Saved entries.
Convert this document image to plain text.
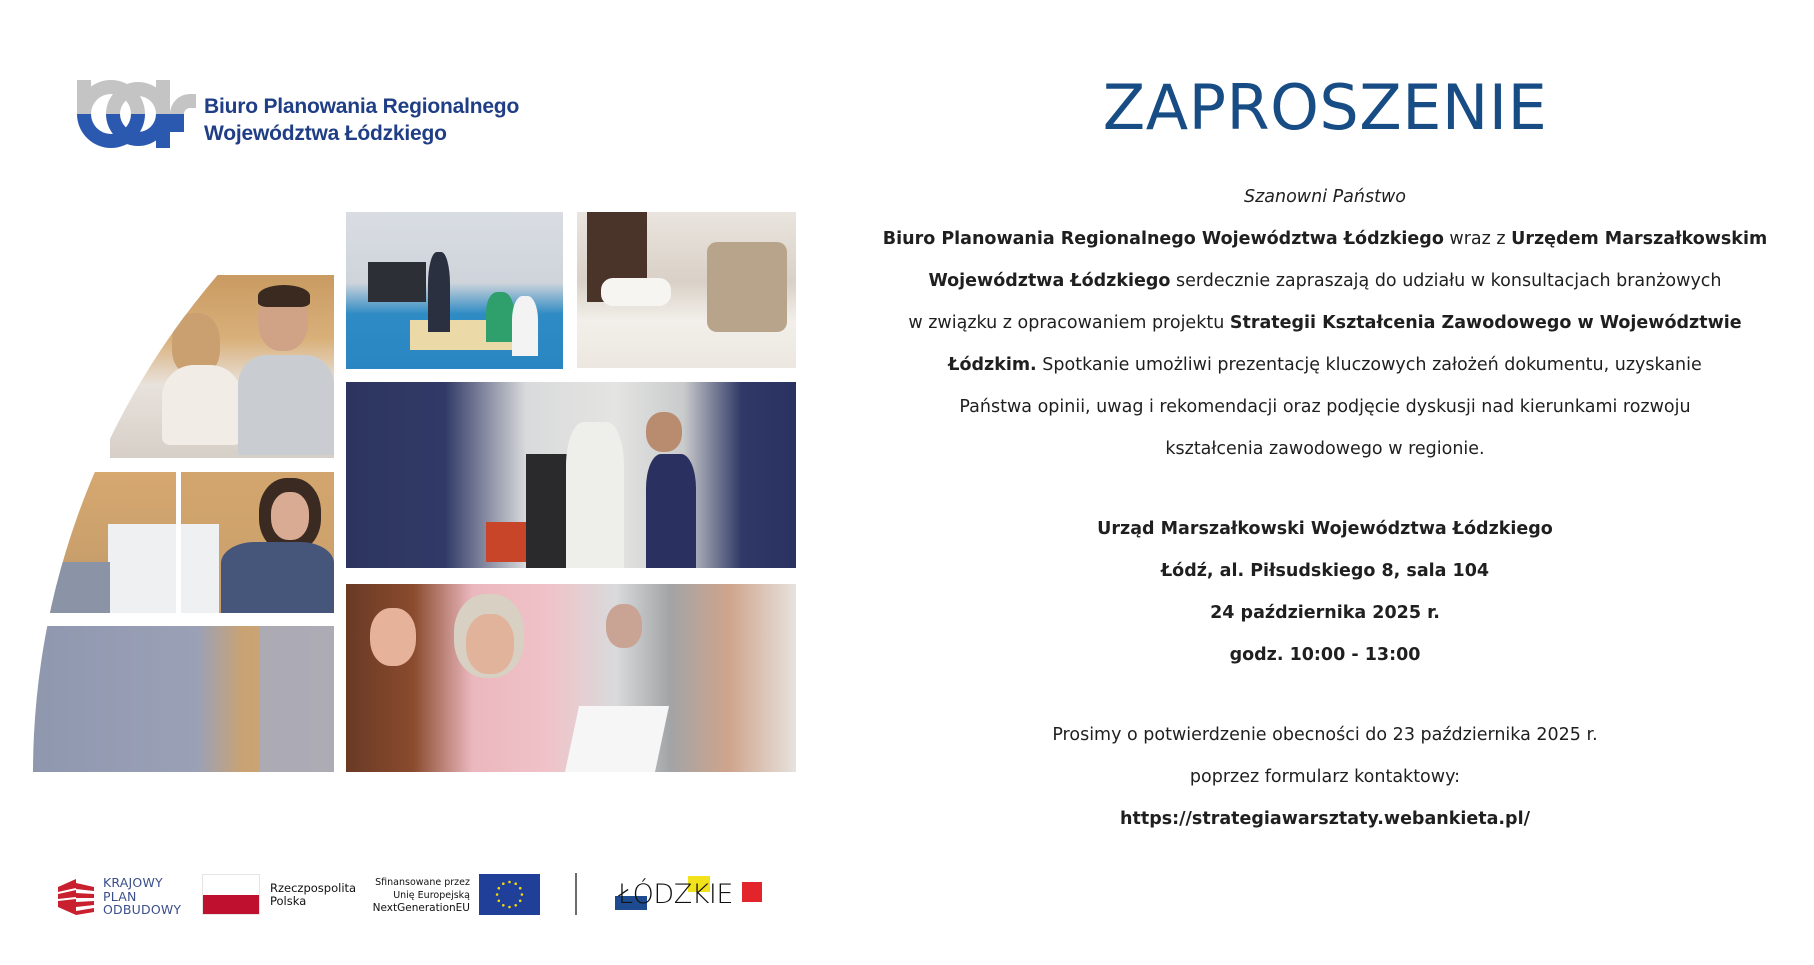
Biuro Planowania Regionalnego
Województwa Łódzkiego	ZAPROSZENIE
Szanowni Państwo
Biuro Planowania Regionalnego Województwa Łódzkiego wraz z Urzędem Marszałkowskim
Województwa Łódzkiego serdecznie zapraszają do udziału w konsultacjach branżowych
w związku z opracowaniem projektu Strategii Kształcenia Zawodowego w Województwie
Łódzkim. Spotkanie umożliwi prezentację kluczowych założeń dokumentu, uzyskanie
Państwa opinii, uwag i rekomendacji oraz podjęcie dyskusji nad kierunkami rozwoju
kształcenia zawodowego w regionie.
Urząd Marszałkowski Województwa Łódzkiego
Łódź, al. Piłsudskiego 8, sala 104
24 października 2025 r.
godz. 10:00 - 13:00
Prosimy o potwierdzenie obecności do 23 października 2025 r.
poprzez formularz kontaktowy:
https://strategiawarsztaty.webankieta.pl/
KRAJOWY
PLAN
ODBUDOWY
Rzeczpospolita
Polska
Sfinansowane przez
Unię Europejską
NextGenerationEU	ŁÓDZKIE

AIM OF THE EXERCISE. Search the lines above for the string "Województwa", then show every one that has it.

TASK SOLUTION.
Województwa Łódzkiego	ZAPROSZENIE
Biuro Planowania Regionalnego Województwa Łódzkiego wraz z Urzędem Marszałkowskim
Województwa Łódzkiego serdecznie zapraszają do udziału w konsultacjach branżowych
Urząd Marszałkowski Województwa Łódzkiego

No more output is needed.